Instructions for the task: Copy out all the entries word for word.
-- begin Records for this exercise --
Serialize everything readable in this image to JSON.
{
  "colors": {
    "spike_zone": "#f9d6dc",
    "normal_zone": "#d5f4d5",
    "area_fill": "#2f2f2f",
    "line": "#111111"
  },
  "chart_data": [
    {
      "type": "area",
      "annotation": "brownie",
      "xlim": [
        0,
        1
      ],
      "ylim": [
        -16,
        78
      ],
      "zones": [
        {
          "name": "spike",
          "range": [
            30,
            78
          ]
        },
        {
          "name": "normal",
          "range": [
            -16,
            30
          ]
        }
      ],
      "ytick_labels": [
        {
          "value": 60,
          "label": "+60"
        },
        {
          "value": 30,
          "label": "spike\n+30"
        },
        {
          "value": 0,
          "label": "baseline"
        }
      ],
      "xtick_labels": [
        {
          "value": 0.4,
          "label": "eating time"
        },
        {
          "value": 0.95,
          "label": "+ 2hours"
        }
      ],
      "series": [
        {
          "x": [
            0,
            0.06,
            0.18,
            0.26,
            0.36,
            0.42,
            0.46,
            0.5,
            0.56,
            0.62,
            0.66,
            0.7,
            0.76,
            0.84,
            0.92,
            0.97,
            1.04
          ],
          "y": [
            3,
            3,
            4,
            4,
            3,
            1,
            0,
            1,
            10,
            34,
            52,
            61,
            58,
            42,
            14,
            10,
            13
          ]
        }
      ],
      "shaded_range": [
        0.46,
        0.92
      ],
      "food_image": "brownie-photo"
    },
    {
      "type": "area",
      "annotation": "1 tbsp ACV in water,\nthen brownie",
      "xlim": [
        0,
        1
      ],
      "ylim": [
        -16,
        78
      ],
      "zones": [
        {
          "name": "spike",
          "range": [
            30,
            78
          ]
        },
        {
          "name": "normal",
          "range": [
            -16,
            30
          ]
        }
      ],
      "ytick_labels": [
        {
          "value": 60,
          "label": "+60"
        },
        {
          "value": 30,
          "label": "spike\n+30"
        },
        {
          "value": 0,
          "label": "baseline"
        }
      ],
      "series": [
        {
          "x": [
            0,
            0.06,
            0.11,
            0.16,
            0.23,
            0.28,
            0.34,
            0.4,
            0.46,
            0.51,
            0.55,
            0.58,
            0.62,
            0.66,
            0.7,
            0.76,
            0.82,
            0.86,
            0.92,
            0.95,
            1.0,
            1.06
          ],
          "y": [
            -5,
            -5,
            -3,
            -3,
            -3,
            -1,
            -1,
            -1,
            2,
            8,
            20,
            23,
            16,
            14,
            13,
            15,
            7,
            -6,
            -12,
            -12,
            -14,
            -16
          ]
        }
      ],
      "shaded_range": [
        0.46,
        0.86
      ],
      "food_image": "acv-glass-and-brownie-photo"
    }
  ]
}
-- end Records for this exercise --
Solution to this problem:
Serialize everything readable in this image to JSON.
{
  "colors": {
    "spike_zone": "#f9d6dc",
    "normal_zone": "#d5f4d5",
    "area_fill": "#2f2f2f",
    "line": "#111111"
  },
  "chart_data": [
    {
      "type": "area",
      "annotation": "brownie",
      "xlim": [
        0,
        1
      ],
      "ylim": [
        -16,
        78
      ],
      "zones": [
        {
          "name": "spike",
          "range": [
            30,
            78
          ]
        },
        {
          "name": "normal",
          "range": [
            -16,
            30
          ]
        }
      ],
      "ytick_labels": [
        {
          "value": 60,
          "label": "+60"
        },
        {
          "value": 30,
          "label": "spike\n+30"
        },
        {
          "value": 0,
          "label": "baseline"
        }
      ],
      "xtick_labels": [
        {
          "value": 0.4,
          "label": "eating time"
        },
        {
          "value": 0.95,
          "label": "+ 2hours"
        }
      ],
      "series": [
        {
          "x": [
            0,
            0.06,
            0.18,
            0.26,
            0.36,
            0.42,
            0.46,
            0.5,
            0.56,
            0.62,
            0.66,
            0.7,
            0.76,
            0.84,
            0.92,
            0.97,
            1.04
          ],
          "y": [
            3,
            3,
            4,
            4,
            3,
            1,
            0,
            1,
            10,
            34,
            52,
            61,
            58,
            42,
            14,
            10,
            13
          ]
        }
      ],
      "shaded_range": [
        0.46,
        0.92
      ],
      "food_image": "brownie-photo"
    },
    {
      "type": "area",
      "annotation": "1 tbsp ACV in water,\nthen brownie",
      "xlim": [
        0,
        1
      ],
      "ylim": [
        -16,
        78
      ],
      "zones": [
        {
          "name": "spike",
          "range": [
            30,
            78
          ]
        },
        {
          "name": "normal",
          "range": [
            -16,
            30
          ]
        }
      ],
      "ytick_labels": [
        {
          "value": 60,
          "label": "+60"
        },
        {
          "value": 30,
          "label": "spike\n+30"
        },
        {
          "value": 0,
          "label": "baseline"
        }
      ],
      "series": [
        {
          "x": [
            0,
            0.06,
            0.11,
            0.16,
            0.23,
            0.28,
            0.34,
            0.4,
            0.46,
            0.51,
            0.55,
            0.58,
            0.62,
            0.66,
            0.7,
            0.76,
            0.82,
            0.86,
            0.92,
            0.95,
            1.0,
            1.06
          ],
          "y": [
            -5,
            -5,
            -3,
            -3,
            -3,
            -1,
            -1,
            -1,
            2,
            8,
            20,
            23,
            16,
            14,
            13,
            15,
            7,
            -6,
            -12,
            -12,
            -14,
            -16
          ]
        }
      ],
      "shaded_range": [
        0.46,
        0.86
      ],
      "food_image": "acv-glass-and-brownie-photo"
    }
  ]
}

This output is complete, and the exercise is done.